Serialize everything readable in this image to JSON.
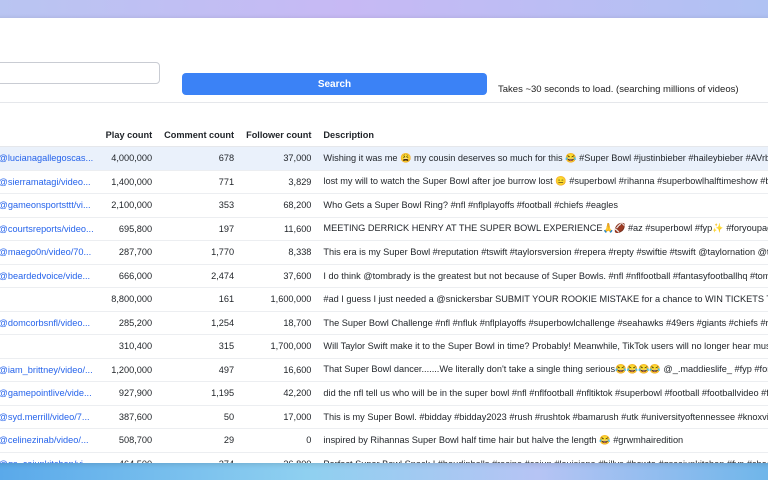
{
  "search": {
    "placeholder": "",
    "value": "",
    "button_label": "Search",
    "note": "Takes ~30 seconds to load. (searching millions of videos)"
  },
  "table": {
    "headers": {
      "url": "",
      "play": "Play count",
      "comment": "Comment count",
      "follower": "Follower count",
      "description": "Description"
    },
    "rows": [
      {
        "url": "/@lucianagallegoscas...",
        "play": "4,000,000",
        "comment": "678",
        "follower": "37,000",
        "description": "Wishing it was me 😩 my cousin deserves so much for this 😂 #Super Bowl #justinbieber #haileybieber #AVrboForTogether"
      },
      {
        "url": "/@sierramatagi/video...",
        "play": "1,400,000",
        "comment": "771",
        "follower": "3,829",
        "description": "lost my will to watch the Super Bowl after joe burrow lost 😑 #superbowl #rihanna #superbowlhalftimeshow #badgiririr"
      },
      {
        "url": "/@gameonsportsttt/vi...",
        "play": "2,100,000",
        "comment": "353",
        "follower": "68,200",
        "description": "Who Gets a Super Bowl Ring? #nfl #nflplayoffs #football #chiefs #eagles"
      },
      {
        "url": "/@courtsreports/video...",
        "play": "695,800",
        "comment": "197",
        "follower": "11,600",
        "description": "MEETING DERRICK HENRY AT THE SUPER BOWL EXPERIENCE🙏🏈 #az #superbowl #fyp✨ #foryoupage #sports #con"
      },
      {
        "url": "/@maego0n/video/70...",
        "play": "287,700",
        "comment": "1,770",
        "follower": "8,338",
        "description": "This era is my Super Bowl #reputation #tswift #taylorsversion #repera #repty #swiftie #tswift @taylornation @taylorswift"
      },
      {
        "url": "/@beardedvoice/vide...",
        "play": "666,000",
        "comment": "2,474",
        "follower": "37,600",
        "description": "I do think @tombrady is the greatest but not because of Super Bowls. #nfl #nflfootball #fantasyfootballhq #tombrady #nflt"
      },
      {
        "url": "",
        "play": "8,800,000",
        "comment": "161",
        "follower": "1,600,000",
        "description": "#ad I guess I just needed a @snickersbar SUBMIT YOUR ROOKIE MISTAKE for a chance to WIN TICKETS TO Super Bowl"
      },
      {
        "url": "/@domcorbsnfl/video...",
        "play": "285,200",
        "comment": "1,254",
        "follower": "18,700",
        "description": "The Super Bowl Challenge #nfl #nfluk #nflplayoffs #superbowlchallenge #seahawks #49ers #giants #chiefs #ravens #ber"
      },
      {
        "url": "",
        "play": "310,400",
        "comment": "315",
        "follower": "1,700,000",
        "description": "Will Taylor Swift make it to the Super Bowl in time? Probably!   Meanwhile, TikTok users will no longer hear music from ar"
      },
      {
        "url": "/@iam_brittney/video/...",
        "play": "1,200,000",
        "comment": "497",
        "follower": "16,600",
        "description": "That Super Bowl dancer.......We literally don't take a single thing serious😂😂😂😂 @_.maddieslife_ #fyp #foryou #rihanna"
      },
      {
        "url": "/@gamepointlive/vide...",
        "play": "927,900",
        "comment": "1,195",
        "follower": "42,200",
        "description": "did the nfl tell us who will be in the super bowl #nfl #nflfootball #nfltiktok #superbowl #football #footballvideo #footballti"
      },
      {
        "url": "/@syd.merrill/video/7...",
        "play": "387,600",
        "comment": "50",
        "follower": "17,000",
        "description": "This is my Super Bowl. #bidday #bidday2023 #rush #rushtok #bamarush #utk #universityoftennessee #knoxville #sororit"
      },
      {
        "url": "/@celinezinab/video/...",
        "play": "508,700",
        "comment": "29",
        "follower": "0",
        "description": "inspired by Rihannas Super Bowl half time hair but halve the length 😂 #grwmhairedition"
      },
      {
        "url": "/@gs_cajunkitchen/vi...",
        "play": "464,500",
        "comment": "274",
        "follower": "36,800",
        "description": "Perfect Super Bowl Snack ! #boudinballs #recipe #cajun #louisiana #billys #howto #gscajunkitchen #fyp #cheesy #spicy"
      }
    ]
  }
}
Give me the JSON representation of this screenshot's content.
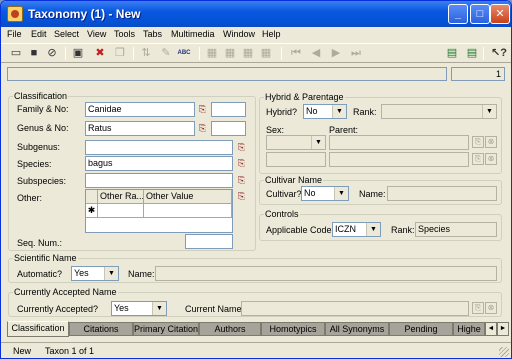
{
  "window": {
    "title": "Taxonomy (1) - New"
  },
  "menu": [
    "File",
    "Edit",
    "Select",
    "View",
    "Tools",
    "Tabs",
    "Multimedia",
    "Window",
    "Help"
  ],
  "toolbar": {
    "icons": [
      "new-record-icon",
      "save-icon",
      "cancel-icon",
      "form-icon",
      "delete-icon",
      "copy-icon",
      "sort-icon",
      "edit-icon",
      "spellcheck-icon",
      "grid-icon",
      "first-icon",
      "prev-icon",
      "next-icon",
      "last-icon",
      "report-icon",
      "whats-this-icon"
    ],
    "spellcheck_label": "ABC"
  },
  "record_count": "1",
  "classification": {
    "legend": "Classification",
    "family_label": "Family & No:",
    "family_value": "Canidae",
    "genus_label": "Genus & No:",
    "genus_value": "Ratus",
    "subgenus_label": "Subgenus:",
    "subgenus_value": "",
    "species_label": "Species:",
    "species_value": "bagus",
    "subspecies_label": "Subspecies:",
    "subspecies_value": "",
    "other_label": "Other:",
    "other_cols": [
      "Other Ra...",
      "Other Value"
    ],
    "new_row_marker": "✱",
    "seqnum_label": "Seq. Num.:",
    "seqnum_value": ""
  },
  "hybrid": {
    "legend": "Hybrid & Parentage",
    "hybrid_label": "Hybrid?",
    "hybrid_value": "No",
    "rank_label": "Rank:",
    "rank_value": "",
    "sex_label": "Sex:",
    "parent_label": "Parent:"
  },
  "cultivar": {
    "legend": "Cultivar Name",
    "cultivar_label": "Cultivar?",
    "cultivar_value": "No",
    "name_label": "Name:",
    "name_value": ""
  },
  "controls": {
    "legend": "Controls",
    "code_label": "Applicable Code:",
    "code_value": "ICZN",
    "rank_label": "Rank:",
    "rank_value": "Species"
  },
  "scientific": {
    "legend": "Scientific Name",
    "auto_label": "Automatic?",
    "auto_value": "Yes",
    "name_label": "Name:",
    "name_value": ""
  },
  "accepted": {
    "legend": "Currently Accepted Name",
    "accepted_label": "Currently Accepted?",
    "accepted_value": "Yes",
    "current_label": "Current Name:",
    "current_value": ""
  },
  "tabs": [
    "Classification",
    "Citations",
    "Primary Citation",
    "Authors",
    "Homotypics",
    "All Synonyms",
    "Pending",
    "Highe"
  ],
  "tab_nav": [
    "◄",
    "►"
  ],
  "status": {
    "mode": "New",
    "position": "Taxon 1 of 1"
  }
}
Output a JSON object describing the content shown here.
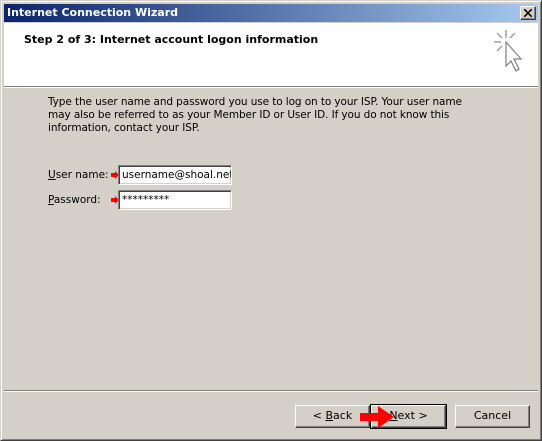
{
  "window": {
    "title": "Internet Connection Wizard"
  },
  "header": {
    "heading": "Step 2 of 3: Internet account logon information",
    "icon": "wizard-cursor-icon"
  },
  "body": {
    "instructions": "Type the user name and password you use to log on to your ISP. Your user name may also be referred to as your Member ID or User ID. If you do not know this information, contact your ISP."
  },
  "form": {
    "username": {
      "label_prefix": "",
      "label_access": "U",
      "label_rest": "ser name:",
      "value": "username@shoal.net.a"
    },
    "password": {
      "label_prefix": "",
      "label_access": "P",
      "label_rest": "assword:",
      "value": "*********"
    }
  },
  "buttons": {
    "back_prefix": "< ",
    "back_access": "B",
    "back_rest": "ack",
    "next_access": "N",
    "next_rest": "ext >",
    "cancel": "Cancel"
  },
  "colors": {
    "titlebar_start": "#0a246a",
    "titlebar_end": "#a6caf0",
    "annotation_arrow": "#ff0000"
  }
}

* OBJECTIVE *
Return each line with "Currently".

* EXERCISE SOLUTION *
    "legend": "Currently Accepted Name",
    "accepted_label": "Currently Accepted?",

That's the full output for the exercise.